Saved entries
^^^^

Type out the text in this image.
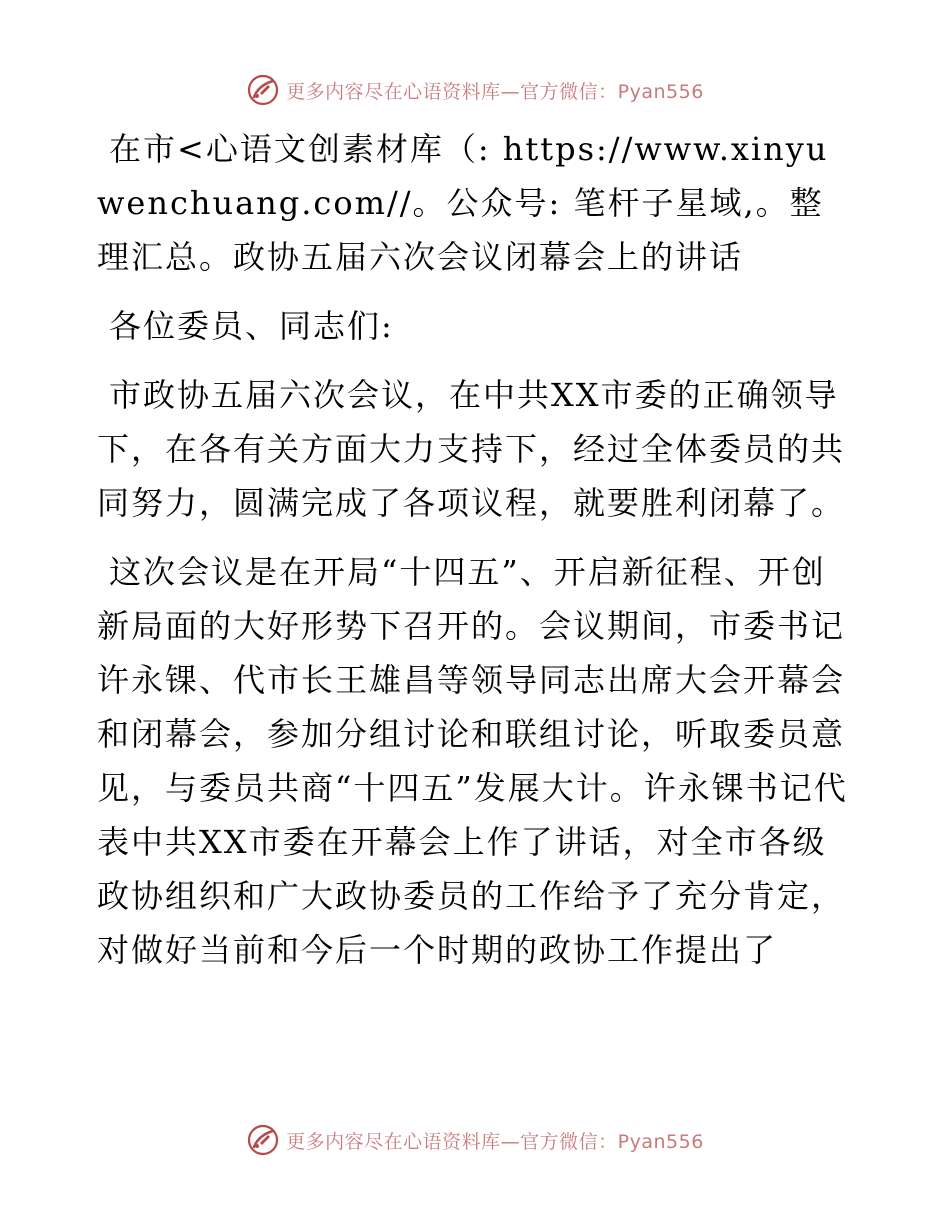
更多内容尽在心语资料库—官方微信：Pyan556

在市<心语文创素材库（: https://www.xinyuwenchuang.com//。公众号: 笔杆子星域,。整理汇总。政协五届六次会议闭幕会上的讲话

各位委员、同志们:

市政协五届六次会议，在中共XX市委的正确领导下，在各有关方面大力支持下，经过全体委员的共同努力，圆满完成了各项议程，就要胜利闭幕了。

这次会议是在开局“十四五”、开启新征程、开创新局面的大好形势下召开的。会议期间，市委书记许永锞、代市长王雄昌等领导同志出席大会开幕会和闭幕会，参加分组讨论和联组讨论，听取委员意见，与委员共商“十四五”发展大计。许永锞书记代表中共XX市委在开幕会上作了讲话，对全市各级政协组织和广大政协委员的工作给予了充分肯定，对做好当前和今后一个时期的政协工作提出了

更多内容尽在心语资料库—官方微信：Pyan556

^^^^

Task details: Each entry gets copied exactly; the pictures stay out.

Task response:
Type out the text in this image.
更多内容尽在心语资料库—官方微信：Pyan556

在市<心语文创素材库（: https://www.xinyuwenchuang.com//。公众号: 笔杆子星域,。整理汇总。政协五届六次会议闭幕会上的讲话

各位委员、同志们:

市政协五届六次会议，在中共XX市委的正确领导下，在各有关方面大力支持下，经过全体委员的共同努力，圆满完成了各项议程，就要胜利闭幕了。

这次会议是在开局“十四五”、开启新征程、开创新局面的大好形势下召开的。会议期间，市委书记许永锞、代市长王雄昌等领导同志出席大会开幕会和闭幕会，参加分组讨论和联组讨论，听取委员意见，与委员共商“十四五”发展大计。许永锞书记代表中共XX市委在开幕会上作了讲话，对全市各级政协组织和广大政协委员的工作给予了充分肯定，对做好当前和今后一个时期的政协工作提出了

更多内容尽在心语资料库—官方微信：Pyan556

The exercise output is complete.